* SHORT TASK
Copy every line of the records below word for word.

* GIVEN RECORDS

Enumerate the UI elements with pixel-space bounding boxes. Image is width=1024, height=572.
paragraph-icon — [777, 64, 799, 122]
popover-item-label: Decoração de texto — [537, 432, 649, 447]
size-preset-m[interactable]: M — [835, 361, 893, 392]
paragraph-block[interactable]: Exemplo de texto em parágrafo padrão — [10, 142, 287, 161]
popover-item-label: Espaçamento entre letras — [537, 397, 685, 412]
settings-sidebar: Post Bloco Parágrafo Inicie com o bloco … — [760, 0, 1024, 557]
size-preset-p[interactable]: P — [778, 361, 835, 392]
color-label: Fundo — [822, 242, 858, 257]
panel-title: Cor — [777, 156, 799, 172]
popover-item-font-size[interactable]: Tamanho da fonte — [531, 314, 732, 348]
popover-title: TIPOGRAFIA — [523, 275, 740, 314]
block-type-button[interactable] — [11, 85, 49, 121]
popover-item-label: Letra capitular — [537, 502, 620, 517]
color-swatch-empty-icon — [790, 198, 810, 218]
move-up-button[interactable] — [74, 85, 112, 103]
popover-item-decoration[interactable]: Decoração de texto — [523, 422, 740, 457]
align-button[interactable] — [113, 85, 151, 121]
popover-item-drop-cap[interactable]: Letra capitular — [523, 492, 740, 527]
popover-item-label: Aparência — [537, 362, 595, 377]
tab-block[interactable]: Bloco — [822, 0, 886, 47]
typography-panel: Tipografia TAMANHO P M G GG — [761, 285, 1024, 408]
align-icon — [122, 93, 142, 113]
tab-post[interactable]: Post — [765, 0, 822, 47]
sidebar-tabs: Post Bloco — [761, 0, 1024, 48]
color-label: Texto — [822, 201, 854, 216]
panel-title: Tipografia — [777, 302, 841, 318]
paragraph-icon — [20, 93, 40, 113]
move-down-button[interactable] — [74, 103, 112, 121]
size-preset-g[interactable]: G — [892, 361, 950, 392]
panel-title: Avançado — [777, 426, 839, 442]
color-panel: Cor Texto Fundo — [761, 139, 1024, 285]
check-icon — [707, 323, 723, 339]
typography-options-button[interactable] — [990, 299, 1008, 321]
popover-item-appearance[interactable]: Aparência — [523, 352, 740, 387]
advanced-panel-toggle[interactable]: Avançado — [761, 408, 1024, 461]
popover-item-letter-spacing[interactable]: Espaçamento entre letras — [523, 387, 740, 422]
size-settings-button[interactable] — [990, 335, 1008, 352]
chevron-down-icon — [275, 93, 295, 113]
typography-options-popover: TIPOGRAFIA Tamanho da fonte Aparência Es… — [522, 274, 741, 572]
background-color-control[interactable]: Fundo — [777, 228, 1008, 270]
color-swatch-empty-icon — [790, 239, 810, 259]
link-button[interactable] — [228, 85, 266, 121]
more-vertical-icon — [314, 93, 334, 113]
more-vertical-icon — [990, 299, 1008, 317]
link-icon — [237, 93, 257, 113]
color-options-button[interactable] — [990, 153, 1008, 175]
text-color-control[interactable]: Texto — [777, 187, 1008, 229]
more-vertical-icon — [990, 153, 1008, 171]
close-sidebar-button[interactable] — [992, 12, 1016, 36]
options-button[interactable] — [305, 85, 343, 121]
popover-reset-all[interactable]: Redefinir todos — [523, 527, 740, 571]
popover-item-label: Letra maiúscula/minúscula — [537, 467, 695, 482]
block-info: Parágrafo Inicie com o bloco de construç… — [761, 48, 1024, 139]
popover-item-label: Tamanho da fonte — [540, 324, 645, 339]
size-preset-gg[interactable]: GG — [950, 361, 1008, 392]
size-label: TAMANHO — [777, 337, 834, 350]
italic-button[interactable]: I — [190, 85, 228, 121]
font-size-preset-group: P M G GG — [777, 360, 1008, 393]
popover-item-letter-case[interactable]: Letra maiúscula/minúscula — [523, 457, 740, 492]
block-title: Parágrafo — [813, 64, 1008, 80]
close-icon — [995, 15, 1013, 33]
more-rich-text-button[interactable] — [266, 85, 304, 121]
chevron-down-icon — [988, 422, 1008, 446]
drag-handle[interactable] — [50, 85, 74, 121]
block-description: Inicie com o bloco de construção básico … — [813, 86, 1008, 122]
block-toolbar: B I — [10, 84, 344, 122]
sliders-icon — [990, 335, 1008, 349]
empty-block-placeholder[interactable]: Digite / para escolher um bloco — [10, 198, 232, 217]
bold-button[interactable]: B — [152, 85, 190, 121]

* FINAL RESULT
Enumerate the UI elements with pixel-space bounding boxes. Image is width=1024, height=572.
paragraph-icon — [777, 64, 799, 122]
popover-item-label: Decoração de texto — [537, 432, 649, 447]
size-preset-m[interactable]: M — [835, 361, 893, 392]
paragraph-block[interactable]: Exemplo de texto em parágrafo padrão — [10, 142, 287, 161]
popover-item-label: Espaçamento entre letras — [537, 397, 685, 412]
settings-sidebar: Post Bloco Parágrafo Inicie com o bloco … — [760, 0, 1024, 557]
size-preset-p[interactable]: P — [778, 361, 835, 392]
color-label: Fundo — [822, 242, 858, 257]
panel-title: Cor — [777, 156, 799, 172]
popover-item-font-size[interactable]: Tamanho da fonte — [531, 314, 732, 348]
popover-title: TIPOGRAFIA — [523, 275, 740, 314]
block-type-button[interactable] — [11, 85, 49, 121]
popover-item-label: Letra capitular — [537, 502, 620, 517]
color-swatch-empty-icon — [790, 198, 810, 218]
move-up-button[interactable] — [74, 85, 112, 103]
popover-item-decoration[interactable]: Decoração de texto — [523, 422, 740, 457]
align-button[interactable] — [113, 85, 151, 121]
popover-item-drop-cap[interactable]: Letra capitular — [523, 492, 740, 527]
popover-item-label: Aparência — [537, 362, 595, 377]
tab-block[interactable]: Bloco — [822, 0, 886, 47]
typography-panel: Tipografia TAMANHO P M G GG — [761, 285, 1024, 408]
align-icon — [122, 93, 142, 113]
tab-post[interactable]: Post — [765, 0, 822, 47]
sidebar-tabs: Post Bloco — [761, 0, 1024, 48]
color-label: Texto — [822, 201, 854, 216]
panel-title: Tipografia — [777, 302, 841, 318]
paragraph-icon — [20, 93, 40, 113]
move-down-button[interactable] — [74, 103, 112, 121]
size-preset-g[interactable]: G — [892, 361, 950, 392]
panel-title: Avançado — [777, 426, 839, 442]
color-panel: Cor Texto Fundo — [761, 139, 1024, 285]
check-icon — [707, 323, 723, 339]
typography-options-button[interactable] — [990, 299, 1008, 321]
popover-item-appearance[interactable]: Aparência — [523, 352, 740, 387]
advanced-panel-toggle[interactable]: Avançado — [761, 408, 1024, 461]
popover-item-letter-spacing[interactable]: Espaçamento entre letras — [523, 387, 740, 422]
size-settings-button[interactable] — [990, 335, 1008, 352]
chevron-down-icon — [275, 93, 295, 113]
typography-options-popover: TIPOGRAFIA Tamanho da fonte Aparência Es… — [522, 274, 741, 572]
background-color-control[interactable]: Fundo — [777, 228, 1008, 270]
color-swatch-empty-icon — [790, 239, 810, 259]
link-button[interactable] — [228, 85, 266, 121]
more-vertical-icon — [314, 93, 334, 113]
more-vertical-icon — [990, 299, 1008, 317]
link-icon — [237, 93, 257, 113]
color-options-button[interactable] — [990, 153, 1008, 175]
text-color-control[interactable]: Texto — [777, 187, 1008, 229]
more-vertical-icon — [990, 153, 1008, 171]
close-sidebar-button[interactable] — [992, 12, 1016, 36]
options-button[interactable] — [305, 85, 343, 121]
popover-reset-all[interactable]: Redefinir todos — [523, 527, 740, 571]
popover-item-label: Letra maiúscula/minúscula — [537, 467, 695, 482]
block-info: Parágrafo Inicie com o bloco de construç… — [761, 48, 1024, 139]
popover-item-label: Tamanho da fonte — [540, 324, 645, 339]
size-preset-gg[interactable]: GG — [950, 361, 1008, 392]
size-label: TAMANHO — [777, 337, 834, 350]
italic-button[interactable]: I — [190, 85, 228, 121]
font-size-preset-group: P M G GG — [777, 360, 1008, 393]
popover-item-letter-case[interactable]: Letra maiúscula/minúscula — [523, 457, 740, 492]
block-title: Parágrafo — [813, 64, 1008, 80]
close-icon — [995, 15, 1013, 33]
more-rich-text-button[interactable] — [266, 85, 304, 121]
chevron-down-icon — [988, 422, 1008, 446]
drag-handle[interactable] — [50, 85, 74, 121]
block-description: Inicie com o bloco de construção básico … — [813, 86, 1008, 122]
block-toolbar: B I — [10, 84, 344, 122]
sliders-icon — [990, 335, 1008, 349]
empty-block-placeholder[interactable]: Digite / para escolher um bloco — [10, 198, 232, 217]
bold-button[interactable]: B — [152, 85, 190, 121]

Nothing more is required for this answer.